- **Data entries**:
• • • • •
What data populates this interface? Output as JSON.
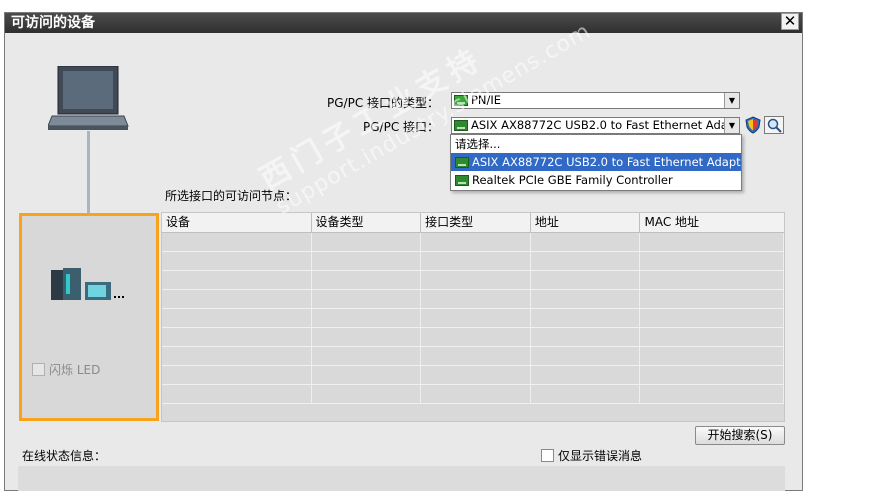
{
  "dialog": {
    "title": "可访问的设备",
    "close_label": "✕"
  },
  "form": {
    "interface_type_label": "PG/PC 接口的类型：",
    "interface_type_value": "PN/IE",
    "interface_label": "PG/PC 接口：",
    "interface_value": "ASIX AX88772C USB2.0 to Fast Ethernet Ada...",
    "dropdown_options": [
      "请选择...",
      "ASIX AX88772C USB2.0 to Fast Ethernet Adapter",
      "Realtek PCIe GBE Family Controller"
    ],
    "dropdown_selected_index": 1
  },
  "nodes": {
    "label": "所选接口的可访问节点：",
    "columns": [
      "设备",
      "设备类型",
      "接口类型",
      "地址",
      "MAC 地址"
    ],
    "rows": []
  },
  "device_panel": {
    "flash_led_label": "闪烁 LED"
  },
  "actions": {
    "start_search_label": "开始搜索(S)",
    "errors_only_label": "仅显示错误消息"
  },
  "status": {
    "label": "在线状态信息："
  },
  "watermark": {
    "line1": "西门子工业支持",
    "line2": "support.industry.siemens.com"
  },
  "colors": {
    "titlebar": "#3a3a3a",
    "highlight_frame": "#f9a21b",
    "selection": "#3169c6"
  }
}
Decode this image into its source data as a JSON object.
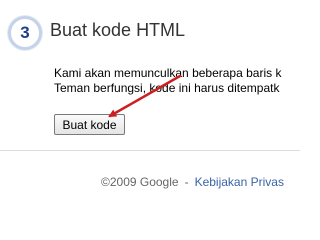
{
  "step": {
    "number": "3",
    "title": "Buat kode HTML"
  },
  "description": {
    "line1": "Kami akan memunculkan beberapa baris k",
    "line2": "Teman berfungsi, kode ini harus ditempatk"
  },
  "button": {
    "label": "Buat kode"
  },
  "annotation": {
    "arrow_color": "#cc1f1f"
  },
  "footer": {
    "copyright": "©2009 Google",
    "separator": "-",
    "link_label": "Kebijakan Privas"
  }
}
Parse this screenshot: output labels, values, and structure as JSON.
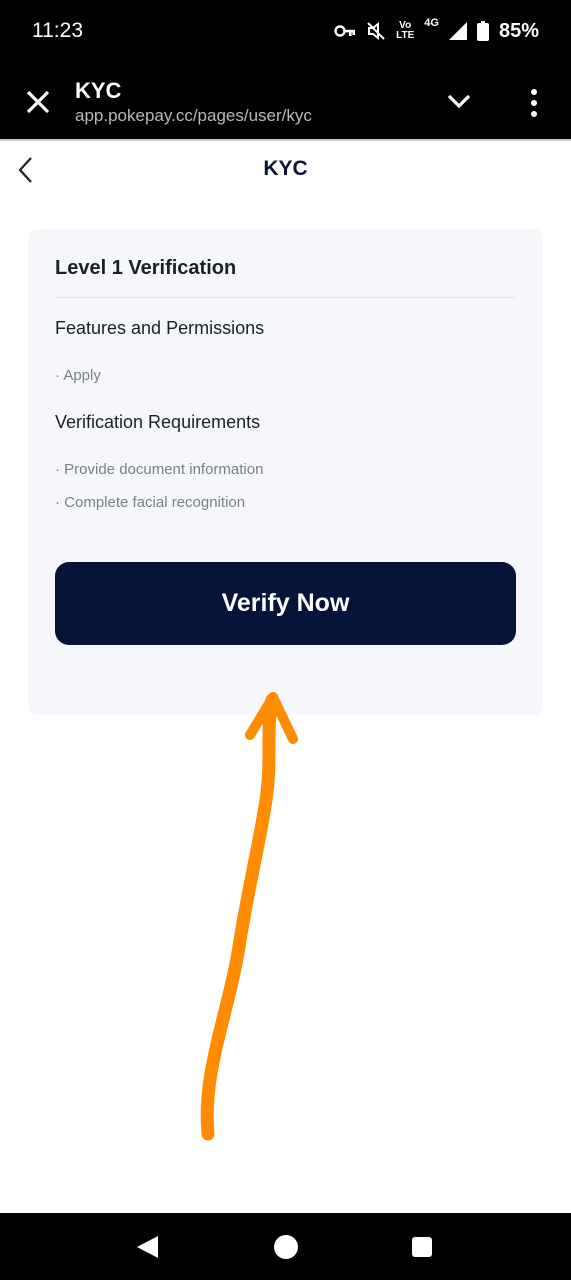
{
  "status_bar": {
    "time": "11:23",
    "volte_top": "Vo",
    "volte_bottom": "LTE",
    "network": "4G",
    "battery": "85%"
  },
  "browser": {
    "title": "KYC",
    "url": "app.pokepay.cc/pages/user/kyc"
  },
  "page": {
    "title": "KYC"
  },
  "card": {
    "title": "Level 1 Verification",
    "features_title": "Features and Permissions",
    "features": [
      "· Apply"
    ],
    "requirements_title": "Verification Requirements",
    "requirements": [
      "· Provide document information",
      "· Complete facial recognition"
    ],
    "button_label": "Verify Now"
  },
  "colors": {
    "button_bg": "#06143a",
    "card_bg": "#f5f7fb",
    "arrow": "#ff8c00"
  }
}
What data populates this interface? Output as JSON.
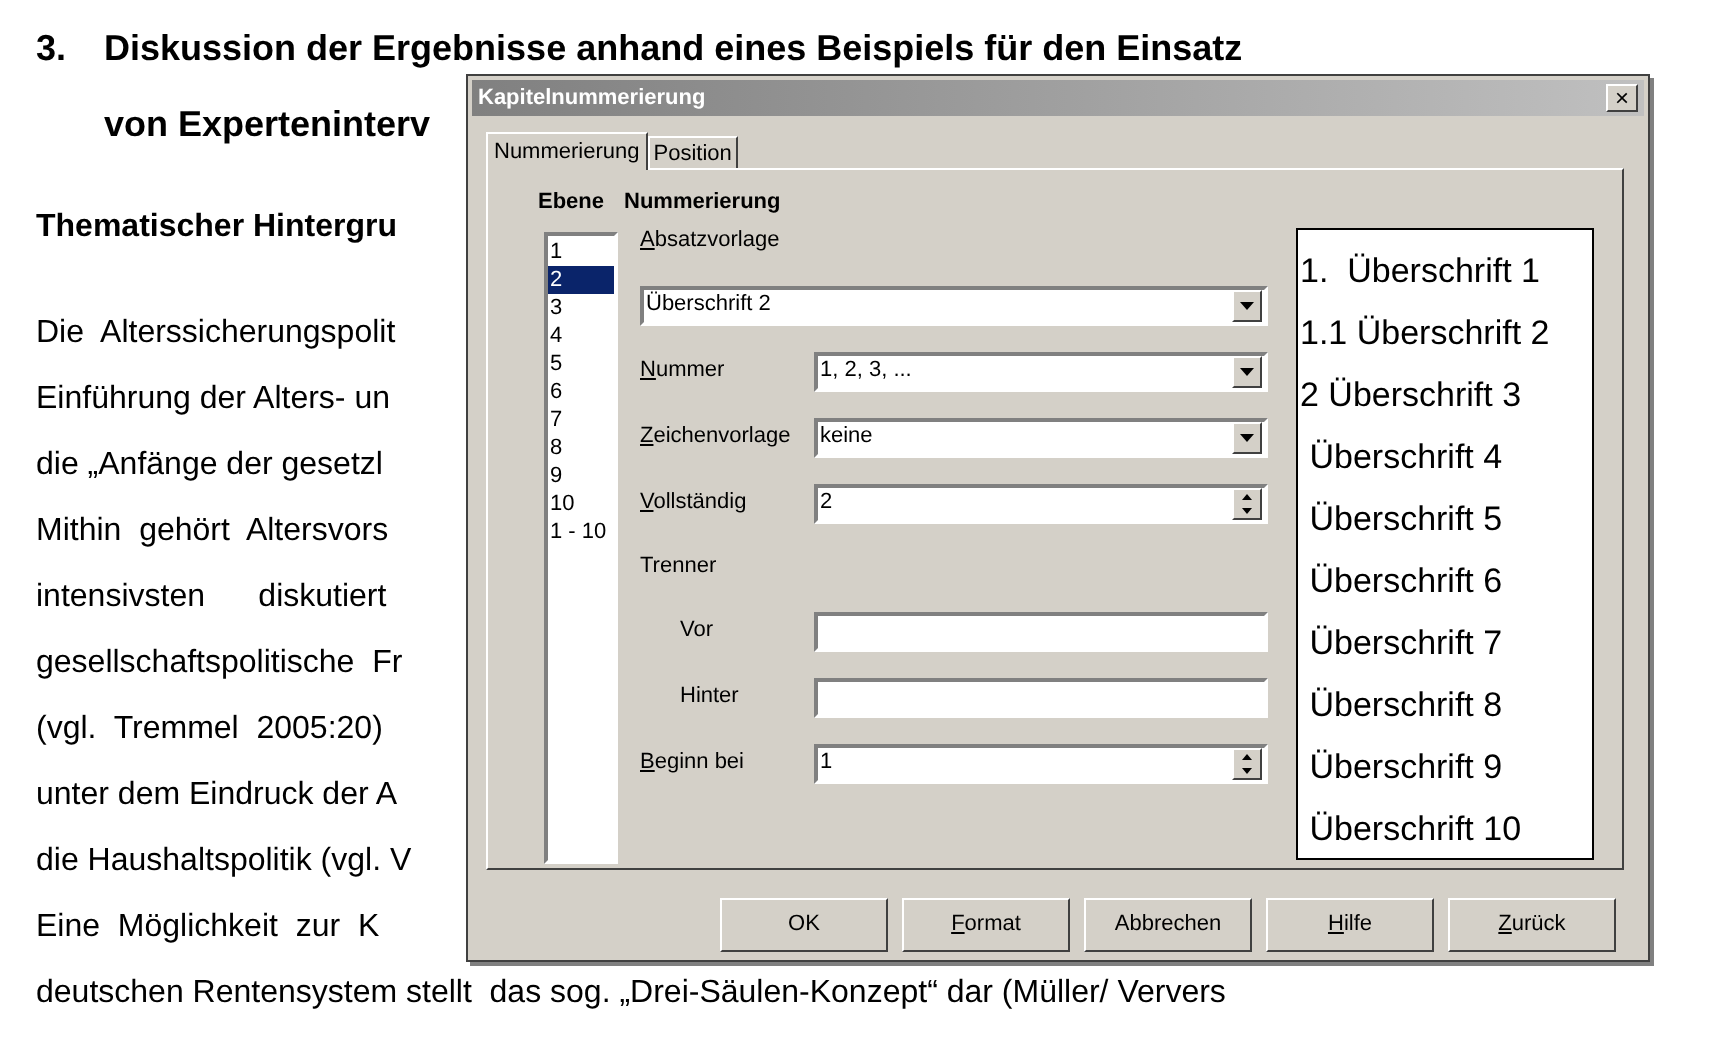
• • • • •
- **Short exercise**: Can you quote exactly, and only, the lines from the one containing "Parse this screenshot: output" through the last line of the records above, keeping both ends and leaving out any pictures?

- **Result of this task**:
Parse this screenshot: output labels, values, and structure as JSON.
{
  "status_bar": {
    "time": "11:23",
    "volte_top": "Vo",
    "volte_bottom": "LTE",
    "network": "4G",
    "battery": "85%"
  },
  "browser": {
    "title": "KYC",
    "url": "app.pokepay.cc/pages/user/kyc"
  },
  "page": {
    "title": "KYC"
  },
  "card": {
    "title": "Level 1 Verification",
    "features_title": "Features and Permissions",
    "features": [
      "· Apply"
    ],
    "requirements_title": "Verification Requirements",
    "requirements": [
      "· Provide document information",
      "· Complete facial recognition"
    ],
    "button_label": "Verify Now"
  },
  "colors": {
    "button_bg": "#06143a",
    "card_bg": "#f5f7fb",
    "arrow": "#ff8c00"
  }
}
What data populates this interface? Output as JSON.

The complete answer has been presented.